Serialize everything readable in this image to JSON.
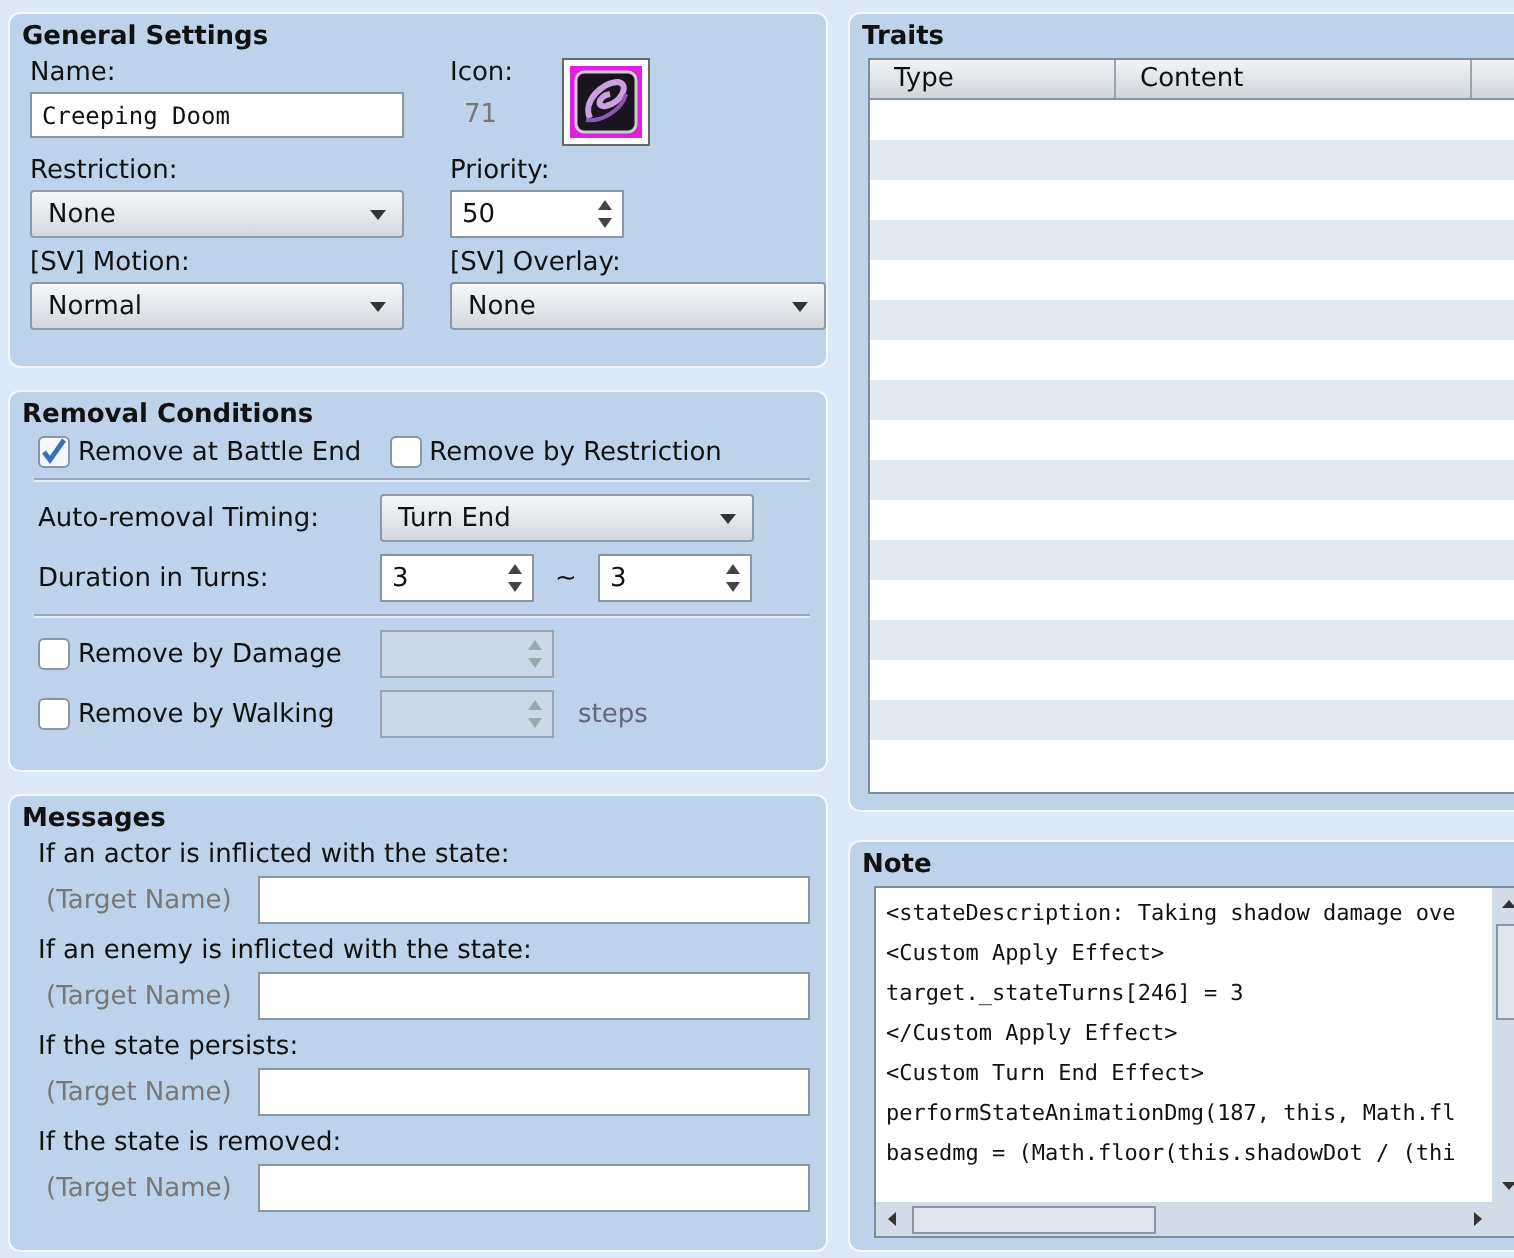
{
  "general_settings": {
    "title": "General Settings",
    "name": {
      "label": "Name:",
      "value": "Creeping Doom"
    },
    "icon": {
      "label": "Icon:",
      "index": "71"
    },
    "restriction": {
      "label": "Restriction:",
      "value": "None"
    },
    "priority": {
      "label": "Priority:",
      "value": "50"
    },
    "sv_motion": {
      "label": "[SV] Motion:",
      "value": "Normal"
    },
    "sv_overlay": {
      "label": "[SV] Overlay:",
      "value": "None"
    }
  },
  "removal_conditions": {
    "title": "Removal Conditions",
    "checkboxes": [
      {
        "label": "Remove at Battle End",
        "checked": true
      },
      {
        "label": "Remove by Restriction",
        "checked": false
      }
    ],
    "timing": {
      "label": "Auto-removal Timing:",
      "value": "Turn End"
    },
    "duration": {
      "label": "Duration in Turns:",
      "min": "3",
      "separator": "~",
      "max": "3"
    },
    "limit_rows": [
      {
        "label": "Remove by Damage",
        "checked": false,
        "disabled": true
      },
      {
        "label": "Remove by Walking",
        "checked": false,
        "disabled": true,
        "unit": "steps"
      }
    ]
  },
  "messages": {
    "title": "Messages",
    "items": [
      {
        "label": "If an actor is inflicted with the state:",
        "placeholder": "(Target Name)"
      },
      {
        "label": "If an enemy is inflicted with the state:",
        "placeholder": "(Target Name)"
      },
      {
        "label": "If the state persists:",
        "placeholder": "(Target Name)"
      },
      {
        "label": "If the state is removed:",
        "placeholder": "(Target Name)"
      }
    ]
  },
  "traits": {
    "title": "Traits",
    "columns": [
      "Type",
      "Content"
    ]
  },
  "note": {
    "title": "Note",
    "lines": [
      "<stateDescription: Taking shadow damage ove",
      "<Custom Apply Effect>",
      "target._stateTurns[246] = 3",
      "</Custom Apply Effect>",
      "<Custom Turn End Effect>",
      "performStateAnimationDmg(187, this, Math.fl",
      "basedmg = (Math.floor(this.shadowDot / (thi"
    ]
  }
}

··········

Copy every line of the listing that includes the string "Effect".

      "<Custom Apply Effect>",
      "</Custom Apply Effect>",
      "<Custom Turn End Effect>",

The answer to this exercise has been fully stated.